* BEGIN ENTRIES *

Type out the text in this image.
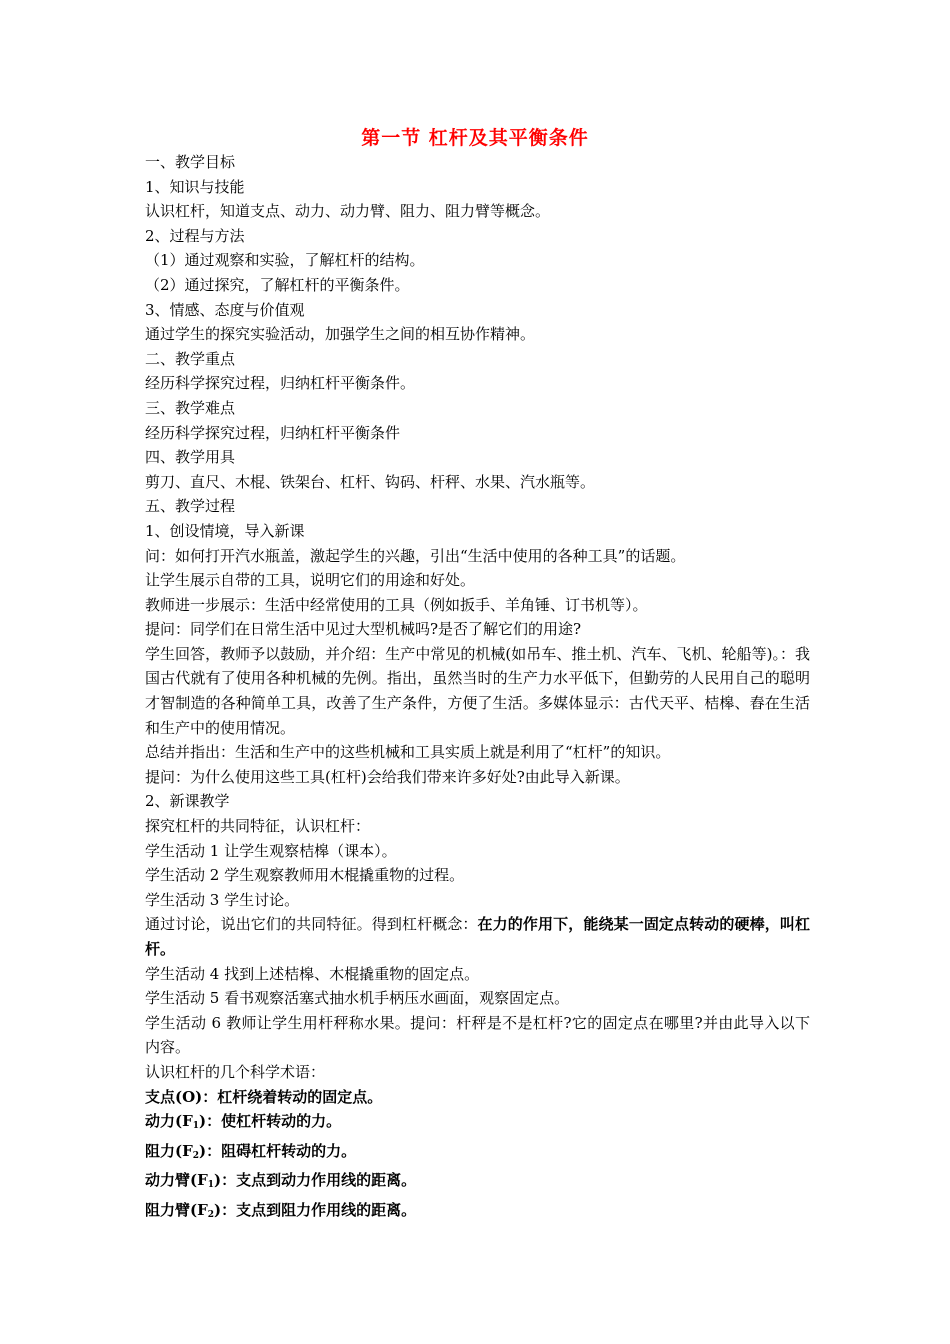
第一节 杠杆及其平衡条件

一、教学目标

1、知识与技能

认识杠杆，知道支点、动力、动力臂、阻力、阻力臂等概念。

2、过程与方法

（1）通过观察和实验，了解杠杆的结构。

（2）通过探究，了解杠杆的平衡条件。

3、情感、态度与价值观

通过学生的探究实验活动，加强学生之间的相互协作精神。

二、教学重点

经历科学探究过程，归纳杠杆平衡条件。

三、教学难点

经历科学探究过程，归纳杠杆平衡条件

四、教学用具

剪刀、直尺、木棍、铁架台、杠杆、钩码、杆秤、水果、汽水瓶等。

五、教学过程

1、创设情境，导入新课

问：如何打开汽水瓶盖，激起学生的兴趣，引出“生活中使用的各种工具”的话题。

让学生展示自带的工具，说明它们的用途和好处。

教师进一步展示：生活中经常使用的工具（例如扳手、羊角锤、订书机等）。

提问：同学们在日常生活中见过大型机械吗?是否了解它们的用途?

学生回答，教师予以鼓励，并介绍：生产中常见的机械(如吊车、推土机、汽车、飞机、轮船等)。：我国古代就有了使用各种机械的先例。指出，虽然当时的生产力水平低下，但勤劳的人民用自己的聪明才智制造的各种简单工具，改善了生产条件，方便了生活。多媒体显示：古代天平、桔槔、舂在生活和生产中的使用情况。

总结并指出：生活和生产中的这些机械和工具实质上就是利用了“杠杆”的知识。

提问：为什么使用这些工具(杠杆)会给我们带来许多好处?由此导入新课。

2、新课教学

探究杠杆的共同特征，认识杠杆：

学生活动 1 让学生观察桔槔（课本）。

学生活动 2 学生观察教师用木棍撬重物的过程。

学生活动 3 学生讨论。

通过讨论，说出它们的共同特征。得到杠杆概念：在力的作用下，能绕某一固定点转动的硬棒，叫杠杆。

学生活动 4 找到上述桔槔、木棍撬重物的固定点。

学生活动 5 看书观察活塞式抽水机手柄压水画面，观察固定点。

学生活动 6 教师让学生用杆秤称水果。提问：杆秤是不是杠杆?它的固定点在哪里?并由此导入以下内容。

认识杠杆的几个科学术语：

支点(O)：杠杆绕着转动的固定点。

动力$(F_1)$：使杠杆转动的力。

阻力$(F_2)$：阻碍杠杆转动的力。

动力臂$(F_1)$：支点到动力作用线的距离。

阻力臂$(F_2)$：支点到阻力作用线的距离。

* END ENTRIES *

WRITTEN TASK – Identify every line where the string "学生活动" appears.

EXERCISE RESULT –
学生活动 1 让学生观察桔槔（课本）。
学生活动 2 学生观察教师用木棍撬重物的过程。
学生活动 3 学生讨论。
学生活动 4 找到上述桔槔、木棍撬重物的固定点。
学生活动 5 看书观察活塞式抽水机手柄压水画面，观察固定点。
学生活动 6 教师让学生用杆秤称水果。提问：杆秤是不是杠杆?它的固定点在哪里?并由此导入以下内容。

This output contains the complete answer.